[START RECORDS FOR THIS EXERCISE]

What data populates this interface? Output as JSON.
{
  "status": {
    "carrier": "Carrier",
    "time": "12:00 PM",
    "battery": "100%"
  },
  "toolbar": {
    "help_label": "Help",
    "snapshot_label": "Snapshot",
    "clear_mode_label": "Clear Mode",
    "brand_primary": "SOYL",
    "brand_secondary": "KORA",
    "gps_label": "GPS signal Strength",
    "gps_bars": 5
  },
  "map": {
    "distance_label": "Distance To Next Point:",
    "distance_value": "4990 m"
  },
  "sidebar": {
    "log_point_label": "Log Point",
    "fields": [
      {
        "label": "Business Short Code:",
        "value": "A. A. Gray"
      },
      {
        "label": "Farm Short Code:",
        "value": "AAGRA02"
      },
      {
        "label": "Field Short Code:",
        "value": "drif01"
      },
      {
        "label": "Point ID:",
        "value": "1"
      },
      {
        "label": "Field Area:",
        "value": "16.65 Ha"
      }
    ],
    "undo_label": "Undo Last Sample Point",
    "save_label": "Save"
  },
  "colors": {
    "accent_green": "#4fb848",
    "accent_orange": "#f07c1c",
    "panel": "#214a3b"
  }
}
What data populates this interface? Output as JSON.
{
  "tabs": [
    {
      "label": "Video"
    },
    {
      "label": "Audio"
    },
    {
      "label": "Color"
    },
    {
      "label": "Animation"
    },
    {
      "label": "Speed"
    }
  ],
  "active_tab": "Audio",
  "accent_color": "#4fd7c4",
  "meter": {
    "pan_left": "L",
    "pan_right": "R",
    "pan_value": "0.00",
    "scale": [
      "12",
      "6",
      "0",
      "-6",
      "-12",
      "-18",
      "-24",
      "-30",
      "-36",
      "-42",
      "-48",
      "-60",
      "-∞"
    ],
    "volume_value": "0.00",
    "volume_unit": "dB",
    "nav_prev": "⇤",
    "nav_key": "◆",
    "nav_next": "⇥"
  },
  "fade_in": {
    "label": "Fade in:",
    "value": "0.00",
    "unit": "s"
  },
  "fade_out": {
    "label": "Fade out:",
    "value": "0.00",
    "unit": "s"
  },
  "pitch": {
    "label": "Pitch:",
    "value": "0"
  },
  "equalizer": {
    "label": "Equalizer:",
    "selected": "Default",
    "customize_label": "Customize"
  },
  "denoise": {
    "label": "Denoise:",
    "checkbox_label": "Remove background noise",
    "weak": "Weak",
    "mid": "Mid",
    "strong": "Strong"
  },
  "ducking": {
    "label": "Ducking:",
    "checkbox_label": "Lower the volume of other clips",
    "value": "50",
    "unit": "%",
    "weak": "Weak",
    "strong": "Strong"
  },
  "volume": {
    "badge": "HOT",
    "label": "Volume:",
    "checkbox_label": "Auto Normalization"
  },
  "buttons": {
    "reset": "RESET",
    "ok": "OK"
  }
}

[END RECORDS FOR THIS EXERCISE]
[START RECORDS FOR THIS EXERCISE]

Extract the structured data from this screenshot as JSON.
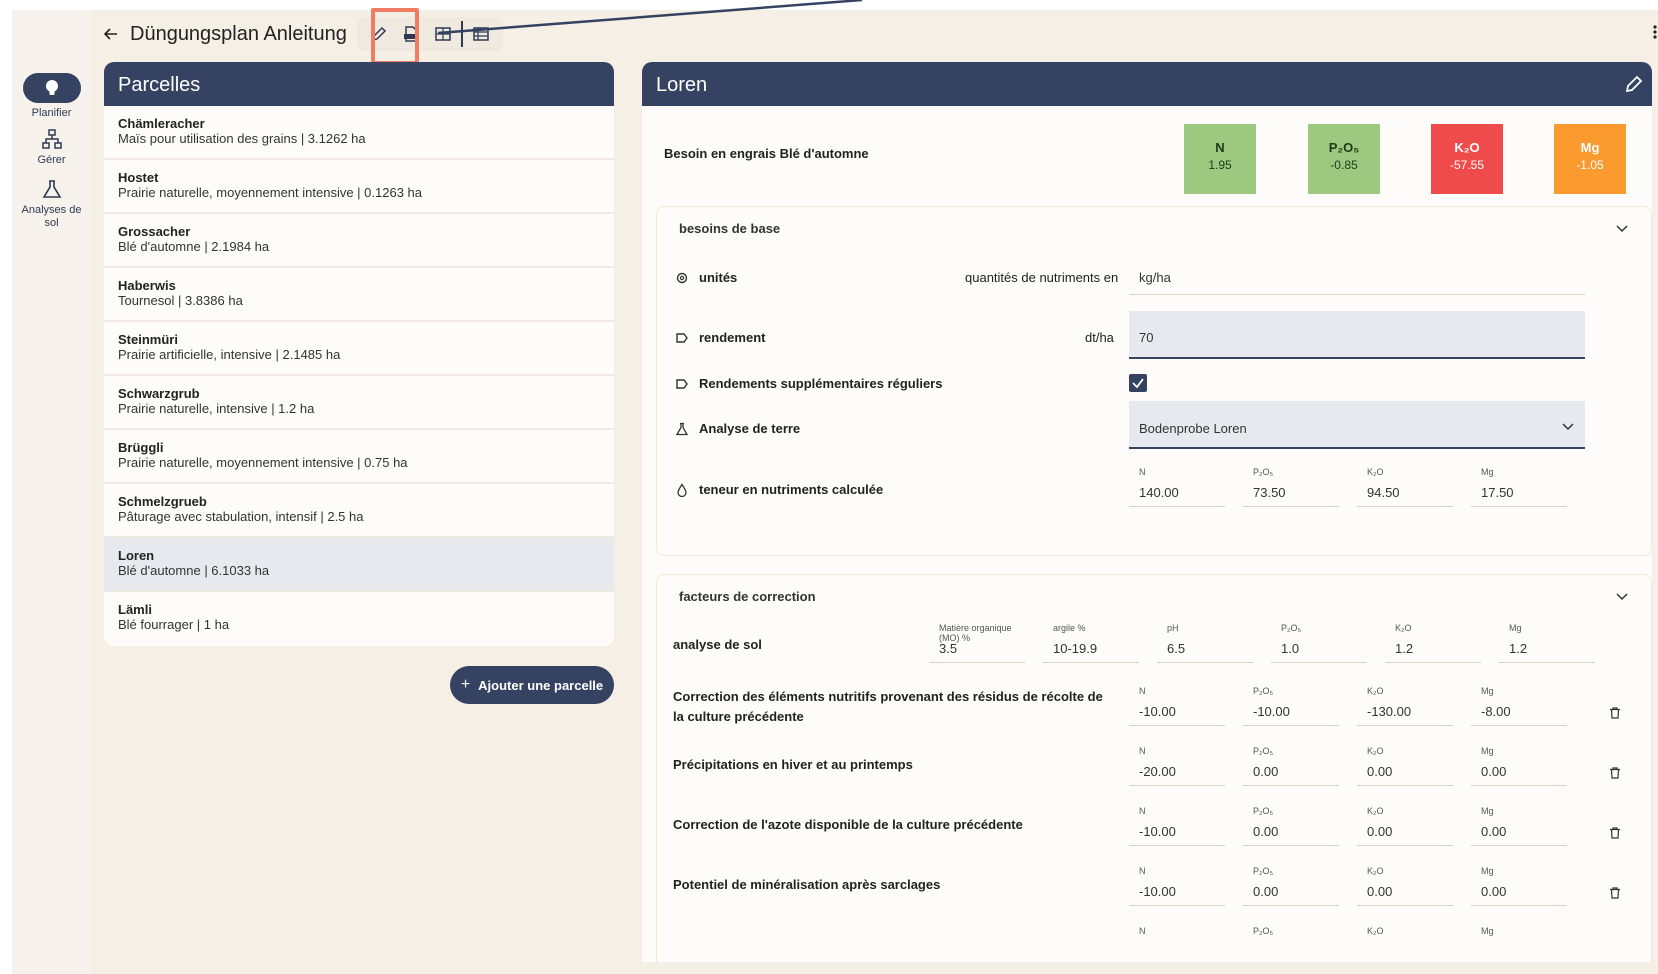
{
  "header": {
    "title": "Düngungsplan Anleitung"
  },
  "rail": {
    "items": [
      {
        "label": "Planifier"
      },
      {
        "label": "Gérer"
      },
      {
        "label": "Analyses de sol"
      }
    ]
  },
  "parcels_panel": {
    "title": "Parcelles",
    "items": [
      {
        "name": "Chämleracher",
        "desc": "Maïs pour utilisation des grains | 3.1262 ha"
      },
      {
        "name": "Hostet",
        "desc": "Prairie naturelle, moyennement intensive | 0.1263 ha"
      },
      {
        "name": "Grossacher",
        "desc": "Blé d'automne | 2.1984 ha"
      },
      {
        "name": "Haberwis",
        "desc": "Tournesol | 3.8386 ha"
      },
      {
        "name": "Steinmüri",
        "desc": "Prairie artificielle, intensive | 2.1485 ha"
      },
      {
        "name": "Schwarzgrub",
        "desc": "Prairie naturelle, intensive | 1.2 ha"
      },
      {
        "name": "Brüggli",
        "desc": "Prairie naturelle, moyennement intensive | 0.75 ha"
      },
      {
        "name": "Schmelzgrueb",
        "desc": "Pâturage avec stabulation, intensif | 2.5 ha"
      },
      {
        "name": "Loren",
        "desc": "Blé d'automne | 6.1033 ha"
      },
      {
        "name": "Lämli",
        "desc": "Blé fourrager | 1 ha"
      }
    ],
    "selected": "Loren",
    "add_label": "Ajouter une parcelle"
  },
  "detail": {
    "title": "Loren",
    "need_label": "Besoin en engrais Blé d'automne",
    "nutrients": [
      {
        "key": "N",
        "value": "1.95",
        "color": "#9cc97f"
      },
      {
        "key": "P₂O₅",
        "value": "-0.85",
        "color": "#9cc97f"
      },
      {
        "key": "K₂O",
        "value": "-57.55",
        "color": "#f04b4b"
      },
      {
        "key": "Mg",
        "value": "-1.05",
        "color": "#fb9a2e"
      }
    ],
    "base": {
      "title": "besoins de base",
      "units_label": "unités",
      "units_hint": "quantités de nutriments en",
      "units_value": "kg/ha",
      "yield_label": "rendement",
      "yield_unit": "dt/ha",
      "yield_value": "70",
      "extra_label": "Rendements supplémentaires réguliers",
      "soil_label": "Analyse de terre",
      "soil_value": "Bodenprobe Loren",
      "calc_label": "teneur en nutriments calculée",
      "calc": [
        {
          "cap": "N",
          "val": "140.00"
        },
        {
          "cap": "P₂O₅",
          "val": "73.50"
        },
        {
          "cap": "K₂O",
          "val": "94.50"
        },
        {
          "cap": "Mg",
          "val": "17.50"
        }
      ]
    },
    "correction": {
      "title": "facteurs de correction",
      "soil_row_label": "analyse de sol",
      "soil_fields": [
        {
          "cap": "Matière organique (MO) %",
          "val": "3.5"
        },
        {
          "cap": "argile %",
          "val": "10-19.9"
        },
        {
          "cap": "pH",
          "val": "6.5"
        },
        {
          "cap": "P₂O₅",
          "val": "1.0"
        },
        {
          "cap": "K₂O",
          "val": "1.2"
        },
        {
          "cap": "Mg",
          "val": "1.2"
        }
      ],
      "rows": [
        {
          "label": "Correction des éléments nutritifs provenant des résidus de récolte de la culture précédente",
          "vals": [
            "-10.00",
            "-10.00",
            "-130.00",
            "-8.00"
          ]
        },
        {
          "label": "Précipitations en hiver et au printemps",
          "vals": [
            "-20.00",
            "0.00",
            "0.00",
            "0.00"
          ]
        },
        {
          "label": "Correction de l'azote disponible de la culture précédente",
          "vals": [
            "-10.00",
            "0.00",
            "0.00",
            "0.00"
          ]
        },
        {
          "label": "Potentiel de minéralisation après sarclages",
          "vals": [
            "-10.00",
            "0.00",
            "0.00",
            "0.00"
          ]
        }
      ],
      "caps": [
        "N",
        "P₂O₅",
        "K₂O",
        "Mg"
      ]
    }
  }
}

[END RECORDS FOR THIS EXERCISE]
[START RECORDS FOR THIS EXERCISE]

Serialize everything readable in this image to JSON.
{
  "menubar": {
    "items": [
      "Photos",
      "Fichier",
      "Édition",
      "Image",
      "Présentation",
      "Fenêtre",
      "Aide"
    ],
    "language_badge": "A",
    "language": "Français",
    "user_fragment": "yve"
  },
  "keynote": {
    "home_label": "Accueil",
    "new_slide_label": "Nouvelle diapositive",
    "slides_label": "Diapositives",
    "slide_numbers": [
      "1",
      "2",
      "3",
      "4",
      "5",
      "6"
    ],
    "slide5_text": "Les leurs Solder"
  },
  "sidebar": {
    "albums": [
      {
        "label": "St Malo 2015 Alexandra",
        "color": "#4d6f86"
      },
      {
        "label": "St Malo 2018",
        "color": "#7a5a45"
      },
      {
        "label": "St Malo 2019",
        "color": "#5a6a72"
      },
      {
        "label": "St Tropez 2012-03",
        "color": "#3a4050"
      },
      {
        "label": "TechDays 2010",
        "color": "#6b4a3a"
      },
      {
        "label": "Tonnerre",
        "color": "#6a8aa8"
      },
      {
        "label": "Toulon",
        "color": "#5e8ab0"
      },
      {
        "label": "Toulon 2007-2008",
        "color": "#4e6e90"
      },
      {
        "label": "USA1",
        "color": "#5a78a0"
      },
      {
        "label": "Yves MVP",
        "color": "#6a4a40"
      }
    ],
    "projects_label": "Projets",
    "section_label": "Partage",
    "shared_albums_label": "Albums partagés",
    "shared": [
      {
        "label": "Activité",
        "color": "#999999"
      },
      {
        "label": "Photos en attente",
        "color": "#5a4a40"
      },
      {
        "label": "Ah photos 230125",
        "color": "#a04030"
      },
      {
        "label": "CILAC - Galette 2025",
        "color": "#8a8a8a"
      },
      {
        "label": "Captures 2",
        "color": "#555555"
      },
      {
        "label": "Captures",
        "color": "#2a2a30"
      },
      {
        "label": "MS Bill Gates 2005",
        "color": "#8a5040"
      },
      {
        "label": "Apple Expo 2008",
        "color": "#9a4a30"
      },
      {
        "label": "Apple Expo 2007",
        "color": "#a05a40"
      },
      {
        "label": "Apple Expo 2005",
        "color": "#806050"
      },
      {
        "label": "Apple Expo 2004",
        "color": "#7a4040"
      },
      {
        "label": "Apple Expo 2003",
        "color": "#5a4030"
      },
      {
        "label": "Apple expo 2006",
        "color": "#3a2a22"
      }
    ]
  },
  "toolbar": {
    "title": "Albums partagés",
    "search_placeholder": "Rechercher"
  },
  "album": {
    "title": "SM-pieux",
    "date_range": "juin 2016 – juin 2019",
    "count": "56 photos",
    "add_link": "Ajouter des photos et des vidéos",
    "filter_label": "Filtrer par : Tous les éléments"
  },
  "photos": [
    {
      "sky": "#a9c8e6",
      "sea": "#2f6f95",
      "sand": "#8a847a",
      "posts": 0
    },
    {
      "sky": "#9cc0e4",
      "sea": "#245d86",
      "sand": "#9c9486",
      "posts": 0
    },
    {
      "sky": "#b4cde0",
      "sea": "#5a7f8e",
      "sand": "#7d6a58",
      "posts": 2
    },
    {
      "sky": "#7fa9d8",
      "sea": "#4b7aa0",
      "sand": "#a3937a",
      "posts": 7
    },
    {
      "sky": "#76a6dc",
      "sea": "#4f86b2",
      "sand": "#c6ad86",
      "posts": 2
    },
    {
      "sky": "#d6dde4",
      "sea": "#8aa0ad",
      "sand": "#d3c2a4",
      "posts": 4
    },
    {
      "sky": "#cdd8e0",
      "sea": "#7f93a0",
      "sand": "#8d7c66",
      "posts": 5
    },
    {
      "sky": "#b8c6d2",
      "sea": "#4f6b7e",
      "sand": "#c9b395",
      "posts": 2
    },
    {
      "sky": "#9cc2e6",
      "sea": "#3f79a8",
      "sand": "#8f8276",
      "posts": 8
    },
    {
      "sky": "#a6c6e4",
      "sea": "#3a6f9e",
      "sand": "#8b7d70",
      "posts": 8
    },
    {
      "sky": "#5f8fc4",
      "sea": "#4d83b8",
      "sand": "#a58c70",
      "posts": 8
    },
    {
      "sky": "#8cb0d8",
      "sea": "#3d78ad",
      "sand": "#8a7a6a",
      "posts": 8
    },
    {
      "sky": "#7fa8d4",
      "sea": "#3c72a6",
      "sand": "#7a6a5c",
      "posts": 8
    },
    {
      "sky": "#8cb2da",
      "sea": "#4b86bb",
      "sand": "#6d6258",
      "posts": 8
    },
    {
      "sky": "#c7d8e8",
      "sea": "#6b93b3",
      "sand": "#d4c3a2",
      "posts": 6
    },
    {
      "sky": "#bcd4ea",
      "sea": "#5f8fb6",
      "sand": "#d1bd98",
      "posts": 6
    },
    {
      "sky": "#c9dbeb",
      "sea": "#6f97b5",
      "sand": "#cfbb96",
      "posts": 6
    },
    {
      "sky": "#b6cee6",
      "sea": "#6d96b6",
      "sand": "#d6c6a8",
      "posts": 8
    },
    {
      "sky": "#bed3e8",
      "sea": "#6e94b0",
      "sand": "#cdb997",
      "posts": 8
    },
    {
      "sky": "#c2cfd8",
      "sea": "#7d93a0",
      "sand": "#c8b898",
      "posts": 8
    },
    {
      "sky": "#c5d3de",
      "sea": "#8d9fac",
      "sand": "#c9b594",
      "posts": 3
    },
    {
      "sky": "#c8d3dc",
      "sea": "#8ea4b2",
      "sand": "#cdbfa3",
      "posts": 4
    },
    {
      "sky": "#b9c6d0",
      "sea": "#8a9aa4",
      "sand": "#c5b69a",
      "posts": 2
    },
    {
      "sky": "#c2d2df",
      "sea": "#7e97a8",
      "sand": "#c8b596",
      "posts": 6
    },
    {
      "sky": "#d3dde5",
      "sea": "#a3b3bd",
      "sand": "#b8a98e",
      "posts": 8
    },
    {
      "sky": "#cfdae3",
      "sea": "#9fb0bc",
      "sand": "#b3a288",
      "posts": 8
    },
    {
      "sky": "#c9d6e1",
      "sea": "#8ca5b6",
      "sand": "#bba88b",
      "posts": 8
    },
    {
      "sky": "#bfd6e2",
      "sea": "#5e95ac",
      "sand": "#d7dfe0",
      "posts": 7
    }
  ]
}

[END RECORDS FOR THIS EXERCISE]

◆ PROBLEM STATEMENT:
Which lines in the data above contain "intensive"? Show each one.

◆ ANSWER:
        "desc": "Prairie naturelle, moyennement intensive | 0.1263 ha"
        "desc": "Prairie artificielle, intensive | 2.1485 ha"
        "desc": "Prairie naturelle, intensive | 1.2 ha"
        "desc": "Prairie naturelle, moyennement intensive | 0.75 ha"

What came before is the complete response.